Job: Set down each line of the material that follows, exactly, with no pictures.

:: Data lines

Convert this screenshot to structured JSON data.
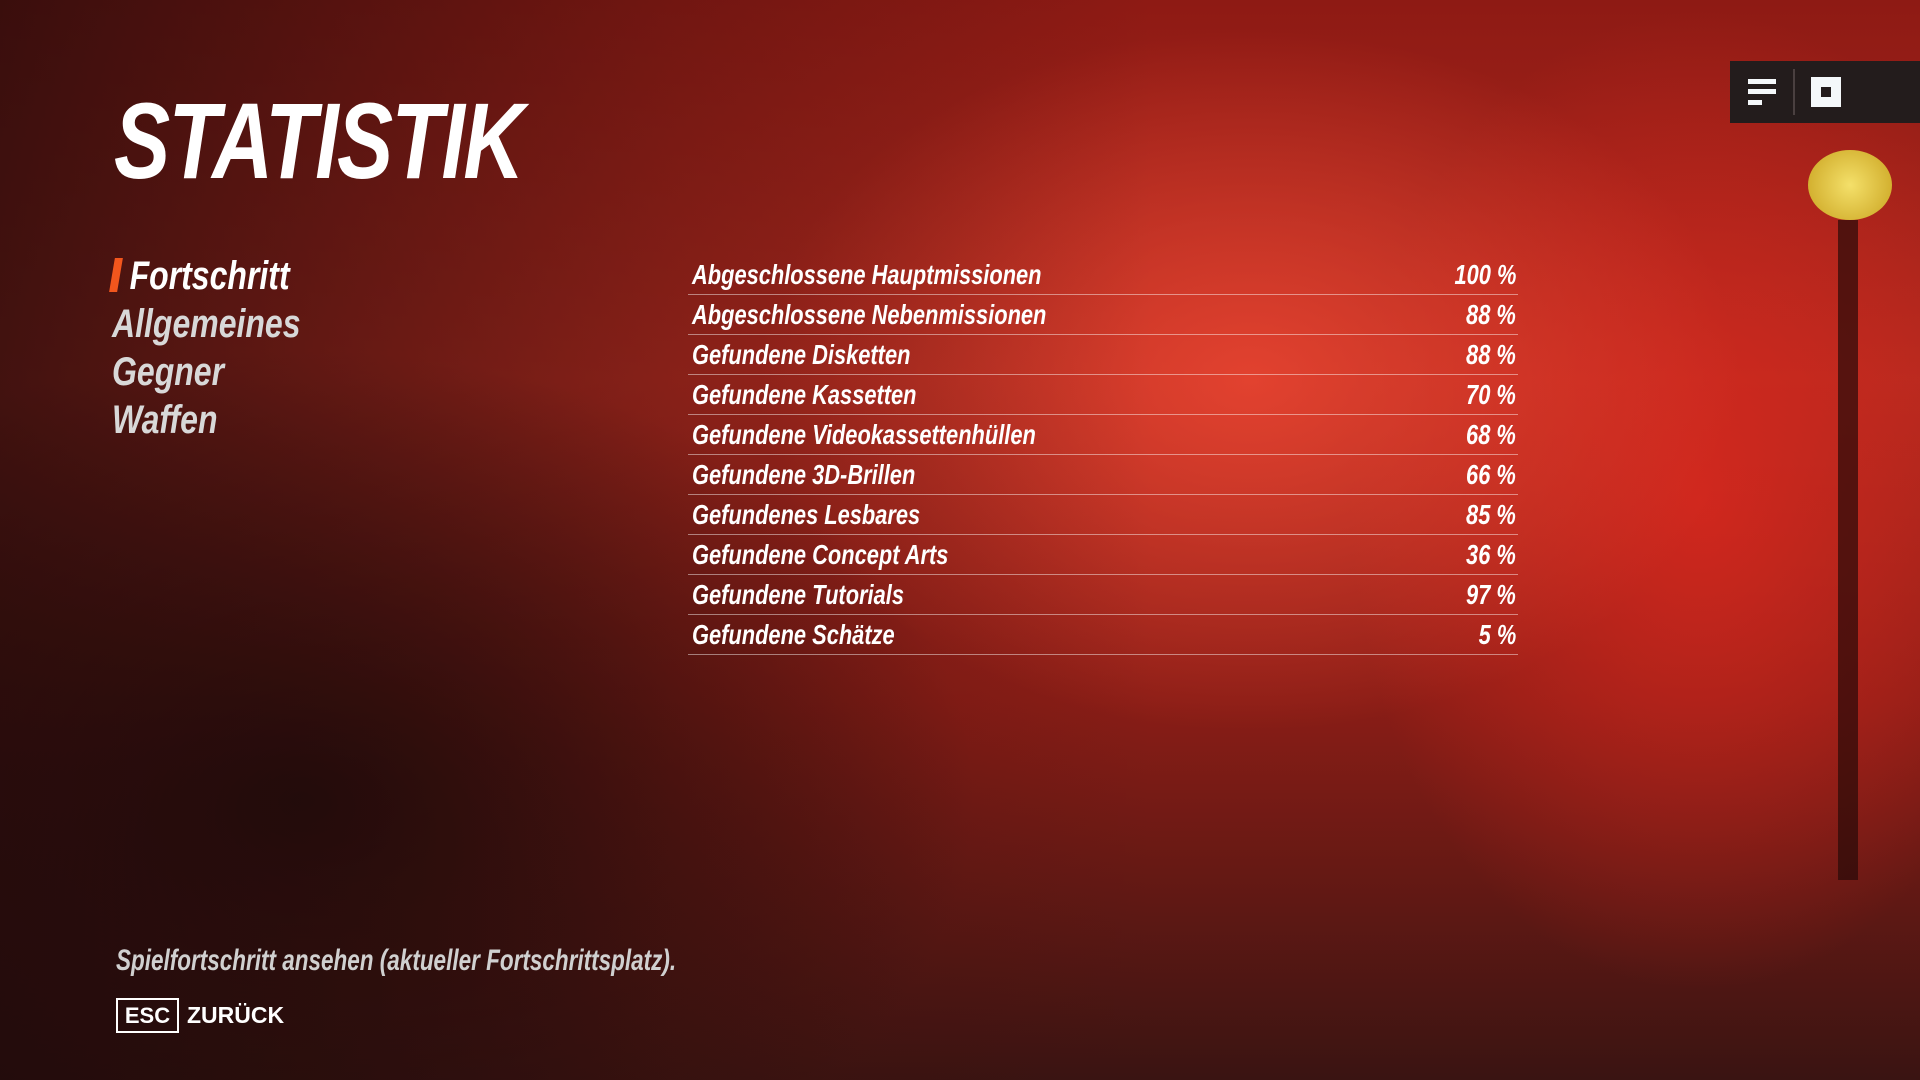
{
  "page_title": "STATISTIK",
  "menu": {
    "items": [
      {
        "label": "Fortschritt",
        "active": true
      },
      {
        "label": "Allgemeines",
        "active": false
      },
      {
        "label": "Gegner",
        "active": false
      },
      {
        "label": "Waffen",
        "active": false
      }
    ]
  },
  "stats": [
    {
      "label": "Abgeschlossene Hauptmissionen",
      "value": "100 %"
    },
    {
      "label": "Abgeschlossene Nebenmissionen",
      "value": "88 %"
    },
    {
      "label": "Gefundene Disketten",
      "value": "88 %"
    },
    {
      "label": "Gefundene Kassetten",
      "value": "70 %"
    },
    {
      "label": "Gefundene Videokassettenhüllen",
      "value": "68 %"
    },
    {
      "label": "Gefundene 3D-Brillen",
      "value": "66 %"
    },
    {
      "label": "Gefundenes Lesbares",
      "value": "85 %"
    },
    {
      "label": "Gefundene Concept Arts",
      "value": "36 %"
    },
    {
      "label": "Gefundene Tutorials",
      "value": "97 %"
    },
    {
      "label": "Gefundene Schätze",
      "value": "5 %"
    }
  ],
  "footer": {
    "hint": "Spielfortschritt ansehen (aktueller Fortschrittsplatz).",
    "esc_key": "ESC",
    "back_label": "ZURÜCK"
  },
  "top_icons": [
    "menu-lines-icon",
    "stop-square-icon"
  ],
  "colors": {
    "accent": "#f2561d",
    "panel": "#231c1c"
  }
}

::::

Correct result:
Convert this screenshot to structured JSON data.
{
  "page_title": "STATISTIK",
  "menu": {
    "items": [
      {
        "label": "Fortschritt",
        "active": true
      },
      {
        "label": "Allgemeines",
        "active": false
      },
      {
        "label": "Gegner",
        "active": false
      },
      {
        "label": "Waffen",
        "active": false
      }
    ]
  },
  "stats": [
    {
      "label": "Abgeschlossene Hauptmissionen",
      "value": "100 %"
    },
    {
      "label": "Abgeschlossene Nebenmissionen",
      "value": "88 %"
    },
    {
      "label": "Gefundene Disketten",
      "value": "88 %"
    },
    {
      "label": "Gefundene Kassetten",
      "value": "70 %"
    },
    {
      "label": "Gefundene Videokassettenhüllen",
      "value": "68 %"
    },
    {
      "label": "Gefundene 3D-Brillen",
      "value": "66 %"
    },
    {
      "label": "Gefundenes Lesbares",
      "value": "85 %"
    },
    {
      "label": "Gefundene Concept Arts",
      "value": "36 %"
    },
    {
      "label": "Gefundene Tutorials",
      "value": "97 %"
    },
    {
      "label": "Gefundene Schätze",
      "value": "5 %"
    }
  ],
  "footer": {
    "hint": "Spielfortschritt ansehen (aktueller Fortschrittsplatz).",
    "esc_key": "ESC",
    "back_label": "ZURÜCK"
  },
  "top_icons": [
    "menu-lines-icon",
    "stop-square-icon"
  ],
  "colors": {
    "accent": "#f2561d",
    "panel": "#231c1c"
  }
}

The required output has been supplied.